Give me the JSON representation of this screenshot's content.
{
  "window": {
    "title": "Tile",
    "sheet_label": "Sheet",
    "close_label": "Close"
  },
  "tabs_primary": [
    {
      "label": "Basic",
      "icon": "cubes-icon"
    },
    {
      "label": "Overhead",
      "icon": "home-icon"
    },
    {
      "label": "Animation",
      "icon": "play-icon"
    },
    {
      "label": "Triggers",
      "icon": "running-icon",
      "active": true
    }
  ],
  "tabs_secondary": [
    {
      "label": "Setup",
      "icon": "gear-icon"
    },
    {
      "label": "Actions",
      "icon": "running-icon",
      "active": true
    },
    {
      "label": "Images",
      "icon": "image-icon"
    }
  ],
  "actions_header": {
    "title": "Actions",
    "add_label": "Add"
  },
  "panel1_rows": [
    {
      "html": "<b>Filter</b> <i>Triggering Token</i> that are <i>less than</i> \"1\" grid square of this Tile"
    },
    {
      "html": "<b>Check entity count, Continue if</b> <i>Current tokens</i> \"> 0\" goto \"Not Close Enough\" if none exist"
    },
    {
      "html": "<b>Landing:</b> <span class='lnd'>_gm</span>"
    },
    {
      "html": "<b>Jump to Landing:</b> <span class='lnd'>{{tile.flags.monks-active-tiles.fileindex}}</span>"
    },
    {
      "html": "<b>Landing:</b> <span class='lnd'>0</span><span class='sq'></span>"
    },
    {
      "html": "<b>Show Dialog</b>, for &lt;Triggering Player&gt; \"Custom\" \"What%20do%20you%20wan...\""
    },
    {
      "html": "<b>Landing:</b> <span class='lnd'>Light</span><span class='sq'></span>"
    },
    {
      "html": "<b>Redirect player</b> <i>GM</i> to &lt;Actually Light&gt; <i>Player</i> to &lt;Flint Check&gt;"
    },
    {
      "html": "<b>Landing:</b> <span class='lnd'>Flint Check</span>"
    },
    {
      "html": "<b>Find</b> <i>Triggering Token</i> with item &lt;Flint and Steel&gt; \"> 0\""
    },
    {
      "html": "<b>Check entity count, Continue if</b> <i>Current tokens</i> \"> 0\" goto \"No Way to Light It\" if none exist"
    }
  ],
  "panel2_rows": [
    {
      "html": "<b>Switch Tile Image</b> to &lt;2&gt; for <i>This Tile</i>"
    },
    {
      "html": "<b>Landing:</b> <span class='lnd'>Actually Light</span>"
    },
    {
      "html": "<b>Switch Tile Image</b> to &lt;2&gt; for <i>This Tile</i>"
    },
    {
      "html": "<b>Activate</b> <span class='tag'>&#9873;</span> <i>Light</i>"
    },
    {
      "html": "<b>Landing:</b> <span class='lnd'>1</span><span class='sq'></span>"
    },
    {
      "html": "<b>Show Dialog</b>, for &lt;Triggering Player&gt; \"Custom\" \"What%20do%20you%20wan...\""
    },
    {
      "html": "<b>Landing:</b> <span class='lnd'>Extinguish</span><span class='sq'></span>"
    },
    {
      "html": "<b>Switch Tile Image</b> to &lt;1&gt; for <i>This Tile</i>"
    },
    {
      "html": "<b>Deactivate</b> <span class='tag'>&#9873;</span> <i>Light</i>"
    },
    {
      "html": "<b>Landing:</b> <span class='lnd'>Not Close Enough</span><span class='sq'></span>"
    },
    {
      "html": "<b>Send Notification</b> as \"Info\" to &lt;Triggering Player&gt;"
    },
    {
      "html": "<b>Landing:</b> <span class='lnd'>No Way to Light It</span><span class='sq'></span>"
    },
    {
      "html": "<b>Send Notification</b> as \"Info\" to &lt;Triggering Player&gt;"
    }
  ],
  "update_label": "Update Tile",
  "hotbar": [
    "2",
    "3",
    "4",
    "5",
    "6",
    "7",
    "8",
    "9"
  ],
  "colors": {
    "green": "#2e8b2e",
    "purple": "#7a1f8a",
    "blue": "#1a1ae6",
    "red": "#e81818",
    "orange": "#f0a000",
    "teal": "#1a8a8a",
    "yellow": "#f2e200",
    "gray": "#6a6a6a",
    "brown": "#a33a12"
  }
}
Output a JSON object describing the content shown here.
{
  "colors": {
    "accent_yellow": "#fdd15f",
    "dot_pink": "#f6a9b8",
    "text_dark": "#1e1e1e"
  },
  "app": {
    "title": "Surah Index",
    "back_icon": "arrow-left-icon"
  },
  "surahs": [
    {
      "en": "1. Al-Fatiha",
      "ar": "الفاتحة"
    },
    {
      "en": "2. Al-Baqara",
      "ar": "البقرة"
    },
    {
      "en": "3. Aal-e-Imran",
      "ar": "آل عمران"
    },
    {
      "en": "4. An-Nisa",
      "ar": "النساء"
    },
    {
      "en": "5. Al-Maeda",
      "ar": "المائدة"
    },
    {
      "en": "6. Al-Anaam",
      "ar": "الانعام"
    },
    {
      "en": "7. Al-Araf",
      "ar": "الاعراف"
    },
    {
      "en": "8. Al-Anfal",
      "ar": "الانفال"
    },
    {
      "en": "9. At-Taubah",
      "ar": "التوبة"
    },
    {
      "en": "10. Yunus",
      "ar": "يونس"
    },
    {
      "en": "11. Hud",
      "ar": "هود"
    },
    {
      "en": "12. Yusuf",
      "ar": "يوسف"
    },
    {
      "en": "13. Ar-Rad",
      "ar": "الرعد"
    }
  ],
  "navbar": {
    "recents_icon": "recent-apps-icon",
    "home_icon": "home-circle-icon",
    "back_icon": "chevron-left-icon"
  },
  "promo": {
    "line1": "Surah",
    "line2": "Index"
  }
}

****

Please reproduce the entire listing, exactly as shown.

Give me the JSON representation of this screenshot's content.
{
  "window": {
    "title": "Tile",
    "sheet_label": "Sheet",
    "close_label": "Close"
  },
  "tabs_primary": [
    {
      "label": "Basic",
      "icon": "cubes-icon"
    },
    {
      "label": "Overhead",
      "icon": "home-icon"
    },
    {
      "label": "Animation",
      "icon": "play-icon"
    },
    {
      "label": "Triggers",
      "icon": "running-icon",
      "active": true
    }
  ],
  "tabs_secondary": [
    {
      "label": "Setup",
      "icon": "gear-icon"
    },
    {
      "label": "Actions",
      "icon": "running-icon",
      "active": true
    },
    {
      "label": "Images",
      "icon": "image-icon"
    }
  ],
  "actions_header": {
    "title": "Actions",
    "add_label": "Add"
  },
  "panel1_rows": [
    {
      "html": "<b>Filter</b> <i>Triggering Token</i> that are <i>less than</i> \"1\" grid square of this Tile"
    },
    {
      "html": "<b>Check entity count, Continue if</b> <i>Current tokens</i> \"> 0\" goto \"Not Close Enough\" if none exist"
    },
    {
      "html": "<b>Landing:</b> <span class='lnd'>_gm</span>"
    },
    {
      "html": "<b>Jump to Landing:</b> <span class='lnd'>{{tile.flags.monks-active-tiles.fileindex}}</span>"
    },
    {
      "html": "<b>Landing:</b> <span class='lnd'>0</span><span class='sq'></span>"
    },
    {
      "html": "<b>Show Dialog</b>, for &lt;Triggering Player&gt; \"Custom\" \"What%20do%20you%20wan...\""
    },
    {
      "html": "<b>Landing:</b> <span class='lnd'>Light</span><span class='sq'></span>"
    },
    {
      "html": "<b>Redirect player</b> <i>GM</i> to &lt;Actually Light&gt; <i>Player</i> to &lt;Flint Check&gt;"
    },
    {
      "html": "<b>Landing:</b> <span class='lnd'>Flint Check</span>"
    },
    {
      "html": "<b>Find</b> <i>Triggering Token</i> with item &lt;Flint and Steel&gt; \"> 0\""
    },
    {
      "html": "<b>Check entity count, Continue if</b> <i>Current tokens</i> \"> 0\" goto \"No Way to Light It\" if none exist"
    }
  ],
  "panel2_rows": [
    {
      "html": "<b>Switch Tile Image</b> to &lt;2&gt; for <i>This Tile</i>"
    },
    {
      "html": "<b>Landing:</b> <span class='lnd'>Actually Light</span>"
    },
    {
      "html": "<b>Switch Tile Image</b> to &lt;2&gt; for <i>This Tile</i>"
    },
    {
      "html": "<b>Activate</b> <span class='tag'>&#9873;</span> <i>Light</i>"
    },
    {
      "html": "<b>Landing:</b> <span class='lnd'>1</span><span class='sq'></span>"
    },
    {
      "html": "<b>Show Dialog</b>, for &lt;Triggering Player&gt; \"Custom\" \"What%20do%20you%20wan...\""
    },
    {
      "html": "<b>Landing:</b> <span class='lnd'>Extinguish</span><span class='sq'></span>"
    },
    {
      "html": "<b>Switch Tile Image</b> to &lt;1&gt; for <i>This Tile</i>"
    },
    {
      "html": "<b>Deactivate</b> <span class='tag'>&#9873;</span> <i>Light</i>"
    },
    {
      "html": "<b>Landing:</b> <span class='lnd'>Not Close Enough</span><span class='sq'></span>"
    },
    {
      "html": "<b>Send Notification</b> as \"Info\" to &lt;Triggering Player&gt;"
    },
    {
      "html": "<b>Landing:</b> <span class='lnd'>No Way to Light It</span><span class='sq'></span>"
    },
    {
      "html": "<b>Send Notification</b> as \"Info\" to &lt;Triggering Player&gt;"
    }
  ],
  "update_label": "Update Tile",
  "hotbar": [
    "2",
    "3",
    "4",
    "5",
    "6",
    "7",
    "8",
    "9"
  ],
  "colors": {
    "green": "#2e8b2e",
    "purple": "#7a1f8a",
    "blue": "#1a1ae6",
    "red": "#e81818",
    "orange": "#f0a000",
    "teal": "#1a8a8a",
    "yellow": "#f2e200",
    "gray": "#6a6a6a",
    "brown": "#a33a12"
  }
}
Output a JSON object describing the content shown here.
{
  "colors": {
    "accent_yellow": "#fdd15f",
    "dot_pink": "#f6a9b8",
    "text_dark": "#1e1e1e"
  },
  "app": {
    "title": "Surah Index",
    "back_icon": "arrow-left-icon"
  },
  "surahs": [
    {
      "en": "1. Al-Fatiha",
      "ar": "الفاتحة"
    },
    {
      "en": "2. Al-Baqara",
      "ar": "البقرة"
    },
    {
      "en": "3. Aal-e-Imran",
      "ar": "آل عمران"
    },
    {
      "en": "4. An-Nisa",
      "ar": "النساء"
    },
    {
      "en": "5. Al-Maeda",
      "ar": "المائدة"
    },
    {
      "en": "6. Al-Anaam",
      "ar": "الانعام"
    },
    {
      "en": "7. Al-Araf",
      "ar": "الاعراف"
    },
    {
      "en": "8. Al-Anfal",
      "ar": "الانفال"
    },
    {
      "en": "9. At-Taubah",
      "ar": "التوبة"
    },
    {
      "en": "10. Yunus",
      "ar": "يونس"
    },
    {
      "en": "11. Hud",
      "ar": "هود"
    },
    {
      "en": "12. Yusuf",
      "ar": "يوسف"
    },
    {
      "en": "13. Ar-Rad",
      "ar": "الرعد"
    }
  ],
  "navbar": {
    "recents_icon": "recent-apps-icon",
    "home_icon": "home-circle-icon",
    "back_icon": "chevron-left-icon"
  },
  "promo": {
    "line1": "Surah",
    "line2": "Index"
  }
}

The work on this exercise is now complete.